___ Text shown
So, I was thinking about my past pets today – specifically, Juan Pablo. Chameleons are interesting creatures. Did you know they can completely change colors in less than 20 seconds? They can also blend into their environment entirely, hiding among the foliage. It is an amazing survival instinct – one many students possess. [Do you remember those wonderful middle/high school years?] In children and teens I often see survival behaviors triggered by fear: fear of failure and fear of embarrassment. And when stressed, we often say or do things we shouldn’t. I believe this to be true of all individuals, no matter the age.
- First, we need to adjust our perspective. People do the best they are able, given the skills at their disposal. Children and teens survive the only way they know how. This doesn’t excuse their inappropriate behaviors, but it helps us better understand them.
- Second, to the best of our ability, we should talk to kids about behavior concerns privately. I know peers influence behaviors greatly, which is why I did my best to get my boys away from their brothers before talking with them about their choices.
______
§ Complete the following
1 – Copy the piece on kids and survival behaviors word for word, from "So, I was thinking" to "better understand them.".
2 – Pick up the piece on kids and survival behaviors after its last sentence and keep writing it.
These items come from a different source than the piece on kids and survival behaviors.
___ Dataset excerpts
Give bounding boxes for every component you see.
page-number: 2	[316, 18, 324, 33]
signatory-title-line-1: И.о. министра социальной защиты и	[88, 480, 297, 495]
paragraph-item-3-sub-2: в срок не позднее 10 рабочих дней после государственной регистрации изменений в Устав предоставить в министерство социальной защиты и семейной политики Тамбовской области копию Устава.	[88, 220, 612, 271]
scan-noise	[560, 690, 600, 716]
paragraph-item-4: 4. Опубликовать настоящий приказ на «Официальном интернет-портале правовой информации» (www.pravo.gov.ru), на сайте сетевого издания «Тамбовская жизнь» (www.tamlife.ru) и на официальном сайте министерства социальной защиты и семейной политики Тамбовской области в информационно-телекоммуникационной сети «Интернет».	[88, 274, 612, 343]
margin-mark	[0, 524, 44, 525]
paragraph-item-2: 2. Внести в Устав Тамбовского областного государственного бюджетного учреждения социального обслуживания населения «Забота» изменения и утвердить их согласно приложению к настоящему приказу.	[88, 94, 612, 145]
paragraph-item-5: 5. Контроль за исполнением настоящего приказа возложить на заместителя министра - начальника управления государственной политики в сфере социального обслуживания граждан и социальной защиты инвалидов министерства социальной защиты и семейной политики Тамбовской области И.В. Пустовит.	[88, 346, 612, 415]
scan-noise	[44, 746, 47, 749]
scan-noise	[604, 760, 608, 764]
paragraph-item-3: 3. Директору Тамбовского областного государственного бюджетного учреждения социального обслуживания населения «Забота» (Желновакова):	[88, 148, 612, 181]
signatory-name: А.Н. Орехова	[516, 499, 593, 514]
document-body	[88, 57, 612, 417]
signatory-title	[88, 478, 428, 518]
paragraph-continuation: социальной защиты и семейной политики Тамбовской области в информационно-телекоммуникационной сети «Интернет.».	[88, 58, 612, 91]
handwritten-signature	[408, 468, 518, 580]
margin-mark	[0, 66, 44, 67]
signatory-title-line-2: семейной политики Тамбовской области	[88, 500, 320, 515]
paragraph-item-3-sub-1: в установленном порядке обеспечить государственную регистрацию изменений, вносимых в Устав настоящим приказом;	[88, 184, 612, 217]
______
§ Set of answers
1 –
So, I was thinking about my past pets today – specifically, Juan Pablo. Chameleons are interesting creatures. Did you know they can completely change colors in less than 20 seconds? They can also blend into their environment entirely, hiding among the foliage. It is an amazing survival instinct – one many students possess. [Do you remember those wonderful middle/high school years?] In children and teens I often see survival behaviors triggered by fear: fear of failure and fear of embarrassment. And when stressed, we often say or do things we shouldn’t. I believe this to be true of all individuals, no matter the age.
- First, we need to adjust our perspective. People do the best they are able, given the skills at their disposal. Children and teens survive the only way they know how. This doesn’t excuse their inappropriate behaviors, but it helps us better understand them.

2 –
- Lastly, we need to be patient. Adults make mistakes all the time, despite the fact we have had many more years to learn how to behave than the children with whom we work. Developmentally, our kiddos are still trying to figure out how to get their needs met appropriately and this process takes time – around age 25, if the maturation of our prefrontal cortex is any indication.
I never had to talk with Juan Pablo about his behavior, though he did puff up and hiss at me once or twice when I startled him. However, I discovered if I just left him alone for a bit, he usually calmed down, at which time we were able to once again share a bonding moment. No matter the animal, I’ve found this strategy has served me well over a variety of settings in my life.